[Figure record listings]

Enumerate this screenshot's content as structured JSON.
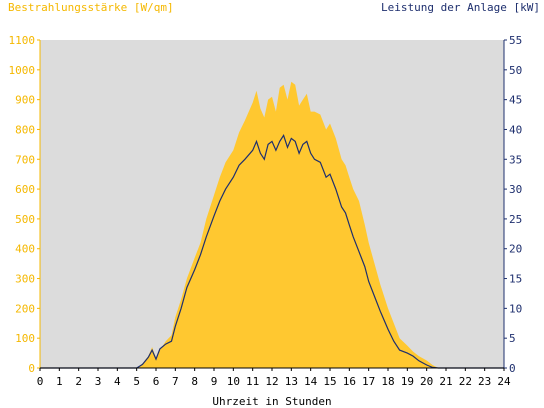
{
  "chart_data": {
    "type": "area",
    "left_axis_label": "Bestrahlungsstärke [W/qm]",
    "right_axis_label": "Leistung der Anlage [kW]",
    "xlabel": "Uhrzeit in Stunden",
    "xlim": [
      0,
      24
    ],
    "ylim_left": [
      0,
      1100
    ],
    "ylim_right": [
      0,
      55
    ],
    "x_ticks": [
      "0",
      "1",
      "2",
      "3",
      "4",
      "5",
      "6",
      "7",
      "8",
      "9",
      "10",
      "11",
      "12",
      "13",
      "14",
      "15",
      "16",
      "17",
      "18",
      "19",
      "20",
      "21",
      "22",
      "23",
      "24"
    ],
    "y_left_ticks": [
      "0",
      "100",
      "200",
      "300",
      "400",
      "500",
      "600",
      "700",
      "800",
      "900",
      "1000",
      "1100"
    ],
    "y_right_ticks": [
      "0",
      "5",
      "10",
      "15",
      "20",
      "25",
      "30",
      "35",
      "40",
      "45",
      "50",
      "55"
    ],
    "grid": false,
    "colors": {
      "irradiance_fill": "#FFC830",
      "power_line": "#1E2F6E",
      "plot_background": "#DCDCDC",
      "left_axis_text": "#F5B800",
      "right_axis_text": "#1E2F6E"
    },
    "series": [
      {
        "axis": "left",
        "style": "filled-area",
        "x": [
          0,
          5.0,
          5.3,
          5.6,
          5.8,
          6.0,
          6.2,
          6.5,
          6.8,
          7.0,
          7.3,
          7.6,
          8.0,
          8.3,
          8.6,
          9.0,
          9.3,
          9.6,
          10.0,
          10.3,
          10.6,
          11.0,
          11.2,
          11.4,
          11.6,
          11.8,
          12.0,
          12.2,
          12.4,
          12.6,
          12.8,
          13.0,
          13.2,
          13.4,
          13.6,
          13.8,
          14.0,
          14.2,
          14.5,
          14.8,
          15.0,
          15.3,
          15.6,
          15.8,
          16.0,
          16.2,
          16.5,
          16.8,
          17.0,
          17.3,
          17.6,
          18.0,
          18.3,
          18.6,
          19.0,
          19.3,
          19.6,
          20.0,
          20.3,
          20.6,
          24
        ],
        "y": [
          0,
          0,
          15,
          40,
          70,
          35,
          60,
          90,
          110,
          170,
          230,
          300,
          370,
          420,
          500,
          580,
          640,
          690,
          730,
          790,
          830,
          890,
          930,
          870,
          840,
          900,
          910,
          860,
          940,
          950,
          900,
          960,
          950,
          880,
          900,
          920,
          860,
          860,
          850,
          800,
          820,
          770,
          700,
          680,
          640,
          600,
          560,
          480,
          420,
          350,
          280,
          200,
          150,
          100,
          75,
          55,
          40,
          25,
          10,
          0,
          0
        ]
      },
      {
        "axis": "right",
        "style": "line",
        "x": [
          0,
          5.0,
          5.3,
          5.6,
          5.8,
          6.0,
          6.2,
          6.5,
          6.8,
          7.0,
          7.3,
          7.6,
          8.0,
          8.3,
          8.6,
          9.0,
          9.3,
          9.6,
          10.0,
          10.3,
          10.6,
          11.0,
          11.2,
          11.4,
          11.6,
          11.8,
          12.0,
          12.2,
          12.4,
          12.6,
          12.8,
          13.0,
          13.2,
          13.4,
          13.6,
          13.8,
          14.0,
          14.2,
          14.5,
          14.8,
          15.0,
          15.3,
          15.6,
          15.8,
          16.0,
          16.2,
          16.5,
          16.8,
          17.0,
          17.3,
          17.6,
          18.0,
          18.3,
          18.6,
          19.0,
          19.3,
          19.6,
          20.0,
          20.3,
          20.6,
          24
        ],
        "y": [
          0,
          0,
          0.6,
          1.8,
          3.0,
          1.5,
          3.2,
          4.0,
          4.5,
          7.0,
          10.0,
          13.5,
          16.5,
          19.0,
          22.0,
          25.5,
          28.0,
          30.0,
          32.0,
          34.0,
          35.0,
          36.5,
          38.0,
          36.0,
          35.0,
          37.5,
          38.0,
          36.5,
          38.0,
          39.0,
          37.0,
          38.5,
          38.0,
          36.0,
          37.5,
          38.0,
          36.0,
          35.0,
          34.5,
          32.0,
          32.5,
          30.0,
          27.0,
          26.0,
          24.0,
          22.0,
          19.5,
          17.0,
          14.5,
          12.0,
          9.5,
          6.5,
          4.5,
          3.0,
          2.5,
          2.0,
          1.2,
          0.5,
          0.1,
          0,
          0
        ]
      }
    ]
  }
}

§ **What is expected**
Return the material word for word. Pictures are not part of the copy.

§ **The completed task**
Enumerate this screenshot's content as structured JSON.
{
  "chart_data": {
    "type": "area",
    "left_axis_label": "Bestrahlungsstärke [W/qm]",
    "right_axis_label": "Leistung der Anlage [kW]",
    "xlabel": "Uhrzeit in Stunden",
    "xlim": [
      0,
      24
    ],
    "ylim_left": [
      0,
      1100
    ],
    "ylim_right": [
      0,
      55
    ],
    "x_ticks": [
      "0",
      "1",
      "2",
      "3",
      "4",
      "5",
      "6",
      "7",
      "8",
      "9",
      "10",
      "11",
      "12",
      "13",
      "14",
      "15",
      "16",
      "17",
      "18",
      "19",
      "20",
      "21",
      "22",
      "23",
      "24"
    ],
    "y_left_ticks": [
      "0",
      "100",
      "200",
      "300",
      "400",
      "500",
      "600",
      "700",
      "800",
      "900",
      "1000",
      "1100"
    ],
    "y_right_ticks": [
      "0",
      "5",
      "10",
      "15",
      "20",
      "25",
      "30",
      "35",
      "40",
      "45",
      "50",
      "55"
    ],
    "grid": false,
    "colors": {
      "irradiance_fill": "#FFC830",
      "power_line": "#1E2F6E",
      "plot_background": "#DCDCDC",
      "left_axis_text": "#F5B800",
      "right_axis_text": "#1E2F6E"
    },
    "series": [
      {
        "axis": "left",
        "style": "filled-area",
        "x": [
          0,
          5.0,
          5.3,
          5.6,
          5.8,
          6.0,
          6.2,
          6.5,
          6.8,
          7.0,
          7.3,
          7.6,
          8.0,
          8.3,
          8.6,
          9.0,
          9.3,
          9.6,
          10.0,
          10.3,
          10.6,
          11.0,
          11.2,
          11.4,
          11.6,
          11.8,
          12.0,
          12.2,
          12.4,
          12.6,
          12.8,
          13.0,
          13.2,
          13.4,
          13.6,
          13.8,
          14.0,
          14.2,
          14.5,
          14.8,
          15.0,
          15.3,
          15.6,
          15.8,
          16.0,
          16.2,
          16.5,
          16.8,
          17.0,
          17.3,
          17.6,
          18.0,
          18.3,
          18.6,
          19.0,
          19.3,
          19.6,
          20.0,
          20.3,
          20.6,
          24
        ],
        "y": [
          0,
          0,
          15,
          40,
          70,
          35,
          60,
          90,
          110,
          170,
          230,
          300,
          370,
          420,
          500,
          580,
          640,
          690,
          730,
          790,
          830,
          890,
          930,
          870,
          840,
          900,
          910,
          860,
          940,
          950,
          900,
          960,
          950,
          880,
          900,
          920,
          860,
          860,
          850,
          800,
          820,
          770,
          700,
          680,
          640,
          600,
          560,
          480,
          420,
          350,
          280,
          200,
          150,
          100,
          75,
          55,
          40,
          25,
          10,
          0,
          0
        ]
      },
      {
        "axis": "right",
        "style": "line",
        "x": [
          0,
          5.0,
          5.3,
          5.6,
          5.8,
          6.0,
          6.2,
          6.5,
          6.8,
          7.0,
          7.3,
          7.6,
          8.0,
          8.3,
          8.6,
          9.0,
          9.3,
          9.6,
          10.0,
          10.3,
          10.6,
          11.0,
          11.2,
          11.4,
          11.6,
          11.8,
          12.0,
          12.2,
          12.4,
          12.6,
          12.8,
          13.0,
          13.2,
          13.4,
          13.6,
          13.8,
          14.0,
          14.2,
          14.5,
          14.8,
          15.0,
          15.3,
          15.6,
          15.8,
          16.0,
          16.2,
          16.5,
          16.8,
          17.0,
          17.3,
          17.6,
          18.0,
          18.3,
          18.6,
          19.0,
          19.3,
          19.6,
          20.0,
          20.3,
          20.6,
          24
        ],
        "y": [
          0,
          0,
          0.6,
          1.8,
          3.0,
          1.5,
          3.2,
          4.0,
          4.5,
          7.0,
          10.0,
          13.5,
          16.5,
          19.0,
          22.0,
          25.5,
          28.0,
          30.0,
          32.0,
          34.0,
          35.0,
          36.5,
          38.0,
          36.0,
          35.0,
          37.5,
          38.0,
          36.5,
          38.0,
          39.0,
          37.0,
          38.5,
          38.0,
          36.0,
          37.5,
          38.0,
          36.0,
          35.0,
          34.5,
          32.0,
          32.5,
          30.0,
          27.0,
          26.0,
          24.0,
          22.0,
          19.5,
          17.0,
          14.5,
          12.0,
          9.5,
          6.5,
          4.5,
          3.0,
          2.5,
          2.0,
          1.2,
          0.5,
          0.1,
          0,
          0
        ]
      }
    ]
  }
}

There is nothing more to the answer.